Whenever a line below holds the word "sobre", copy that line.
>> begin
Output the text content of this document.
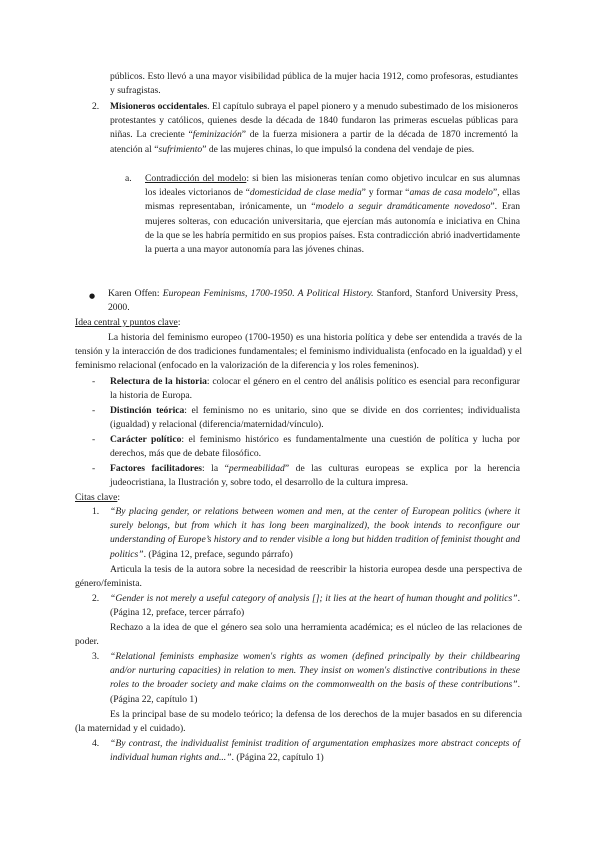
públicos. Esto llevó a una mayor visibilidad pública de la mujer hacia 1912, como profesoras, estudiantes y sufragistas.

2. Misioneros occidentales. El capítulo subraya el papel pionero y a menudo subestimado de los misioneros protestantes y católicos, quienes desde la década de 1840 fundaron las primeras escuelas públicas para niñas. La creciente “feminización” de la fuerza misionera a partir de la década de 1870 incrementó la atención al “sufrimiento” de las mujeres chinas, lo que impulsó la condena del vendaje de pies.

a. Contradicción del modelo: si bien las misioneras tenían como objetivo inculcar en sus alumnas los ideales victorianos de “domesticidad de clase media” y formar “amas de casa modelo”, ellas mismas representaban, irónicamente, un “modelo a seguir dramáticamente novedoso”. Eran mujeres solteras, con educación universitaria, que ejercían más autonomía e iniciativa en China de la que se les habría permitido en sus propios países. Esta contradicción abrió inadvertidamente la puerta a una mayor autonomía para las jóvenes chinas.

● Karen Offen: European Feminisms, 1700-1950. A Political History. Stanford, Stanford University Press, 2000.

Idea central y puntos clave:

La historia del feminismo europeo (1700-1950) es una historia política y debe ser entendida a través de la tensión y la interacción de dos tradiciones fundamentales; el feminismo individualista (enfocado en la igualdad) y el feminismo relacional (enfocado en la valorización de la diferencia y los roles femeninos).

- Relectura de la historia: colocar el género en el centro del análisis político es esencial para reconfigurar la historia de Europa.

- Distinción teórica: el feminismo no es unitario, sino que se divide en dos corrientes; individualista (igualdad) y relacional (diferencia/maternidad/vínculo).

- Carácter político: el feminismo histórico es fundamentalmente una cuestión de política y lucha por derechos, más que de debate filosófico.

- Factores facilitadores: la “permeabilidad” de las culturas europeas se explica por la herencia judeocristiana, la Ilustración y, sobre todo, el desarrollo de la cultura impresa.

Citas clave:

1. “By placing gender, or relations between women and men, at the center of European politics (where it surely belongs, but from which it has long been marginalized), the book intends to reconfigure our understanding of Europe’s history and to render visible a long but hidden tradition of feminist thought and politics”. (Página 12, preface, segundo párrafo)

Articula la tesis de la autora sobre la necesidad de reescribir la historia europea desde una perspectiva de género/feminista.

2. “Gender is not merely a useful category of analysis []; it lies at the heart of human thought and politics”. (Página 12, preface, tercer párrafo)

Rechazo a la idea de que el género sea solo una herramienta académica; es el núcleo de las relaciones de poder.

3. “Relational feminists emphasize women's rights as women (defined principally by their childbearing and/or nurturing capacities) in relation to men. They insist on women's distinctive contributions in these roles to the broader society and make claims on the commonwealth on the basis of these contributions”. (Página 22, capítulo 1)

Es la principal base de su modelo teórico; la defensa de los derechos de la mujer basados en su diferencia (la maternidad y el cuidado).

4. “By contrast, the individualist feminist tradition of argumentation emphasizes more abstract concepts of individual human rights and...”. (Página 22, capítulo 1)
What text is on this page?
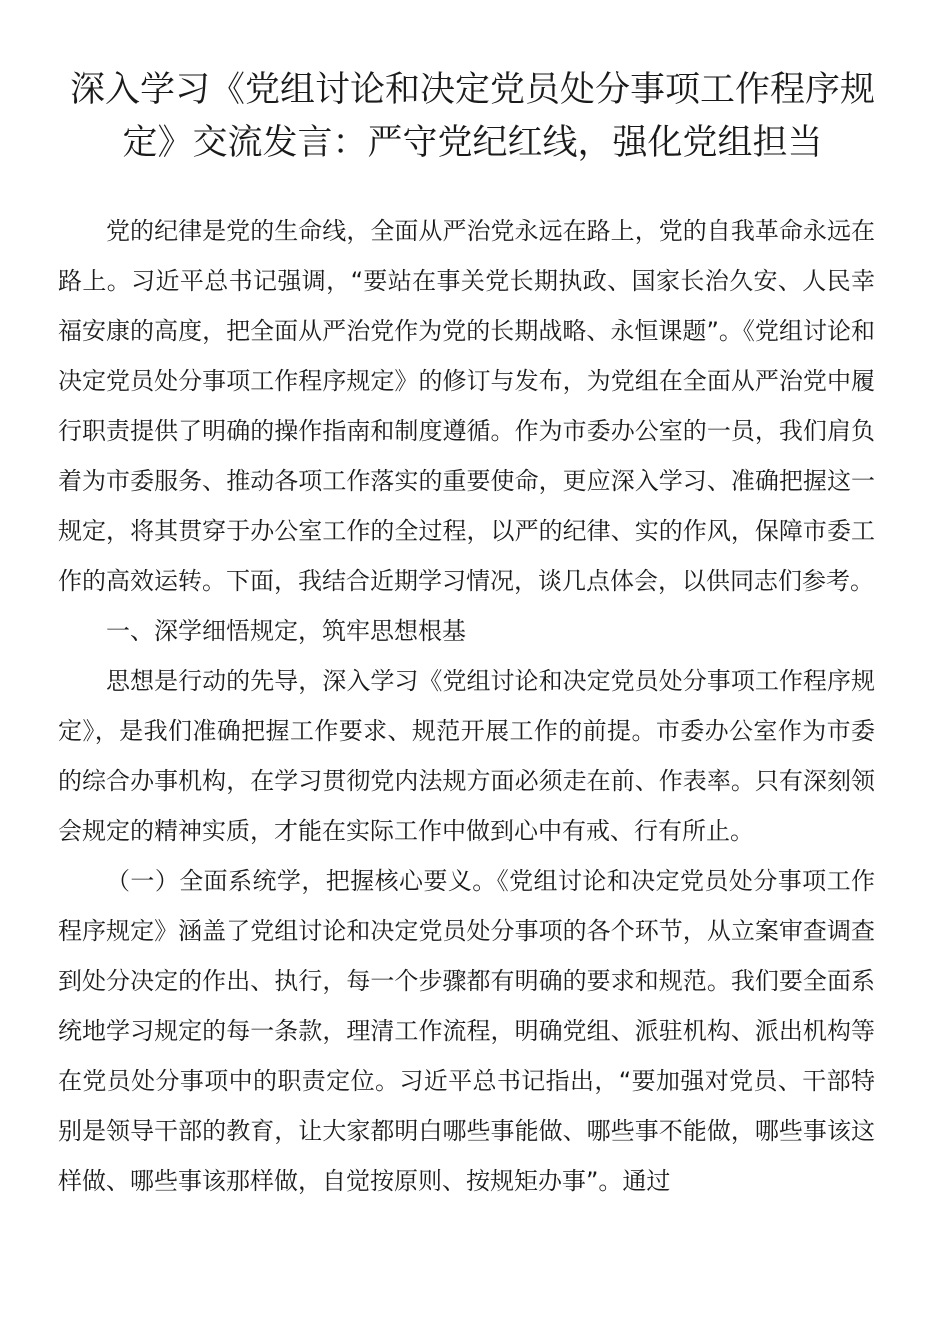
深入学习《党组讨论和决定党员处分事项工作程序规定》交流发言：严守党纪红线，强化党组担当

党的纪律是党的生命线，全面从严治党永远在路上，党的自我革命永远在路上。习近平总书记强调，“要站在事关党长期执政、国家长治久安、人民幸福安康的高度，把全面从严治党作为党的长期战略、永恒课题”。《党组讨论和决定党员处分事项工作程序规定》的修订与发布，为党组在全面从严治党中履行职责提供了明确的操作指南和制度遵循。作为市委办公室的一员，我们肩负着为市委服务、推动各项工作落实的重要使命，更应深入学习、准确把握这一规定，将其贯穿于办公室工作的全过程，以严的纪律、实的作风，保障市委工作的高效运转。下面，我结合近期学习情况，谈几点体会，以供同志们参考。

一、深学细悟规定，筑牢思想根基

思想是行动的先导，深入学习《党组讨论和决定党员处分事项工作程序规定》，是我们准确把握工作要求、规范开展工作的前提。市委办公室作为市委的综合办事机构，在学习贯彻党内法规方面必须走在前、作表率。只有深刻领会规定的精神实质，才能在实际工作中做到心中有戒、行有所止。

（一）全面系统学，把握核心要义。《党组讨论和决定党员处分事项工作程序规定》涵盖了党组讨论和决定党员处分事项的各个环节，从立案审查调查到处分决定的作出、执行，每一个步骤都有明确的要求和规范。我们要全面系统地学习规定的每一条款，理清工作流程，明确党组、派驻机构、派出机构等在党员处分事项中的职责定位。习近平总书记指出，“要加强对党员、干部特别是领导干部的教育，让大家都明白哪些事能做、哪些事不能做，哪些事该这样做、哪些事该那样做，自觉按原则、按规矩办事”。通过
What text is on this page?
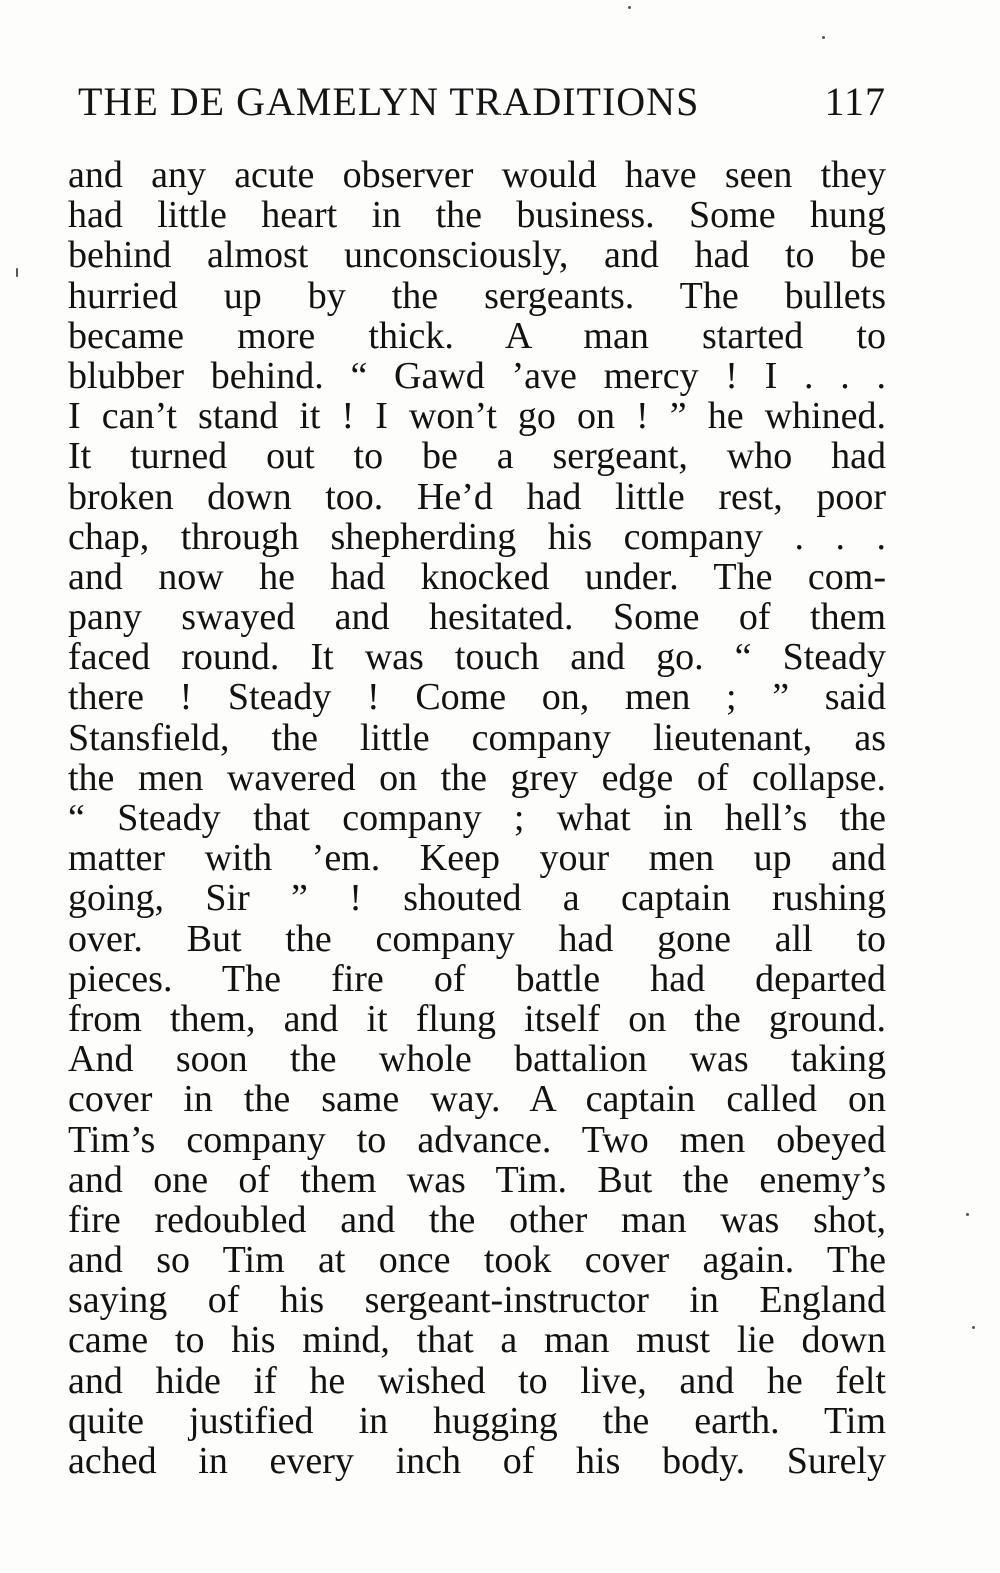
THE DE GAMELYN TRADITIONS	117
and any acute observer would have seen they
had little heart in the business. Some hung
behind almost unconsciously, and had to be
hurried up by the sergeants. The bullets
became more thick. A man started to
blubber behind. “ Gawd ’ave mercy ! I . . .
I can’t stand it ! I won’t go on ! ” he whined.
It turned out to be a sergeant, who had
broken down too. He’d had little rest, poor
chap, through shepherding his company . . .
and now he had knocked under. The com-
pany swayed and hesitated. Some of them
faced round. It was touch and go. “ Steady
there ! Steady ! Come on, men ; ” said
Stansfield, the little company lieutenant, as
the men wavered on the grey edge of collapse.
“ Steady that company ; what in hell’s the
matter with ’em. Keep your men up and
going, Sir ” ! shouted a captain rushing
over. But the company had gone all to
pieces. The fire of battle had departed
from them, and it flung itself on the ground.
And soon the whole battalion was taking
cover in the same way. A captain called on
Tim’s company to advance. Two men obeyed
and one of them was Tim. But the enemy’s
fire redoubled and the other man was shot,
and so Tim at once took cover again. The
saying of his sergeant-instructor in England
came to his mind, that a man must lie down
and hide if he wished to live, and he felt
quite justified in hugging the earth. Tim
ached in every inch of his body. Surely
>> end
* Exercise solution
- Factores facilitadores: la “permeabilidad” de las culturas europeas se explica por la herencia judeocristiana, la Ilustración y, sobre todo, el desarrollo de la cultura impresa.
Articula la tesis de la autora sobre la necesidad de reescribir la historia europea desde una perspectiva de género/feminista.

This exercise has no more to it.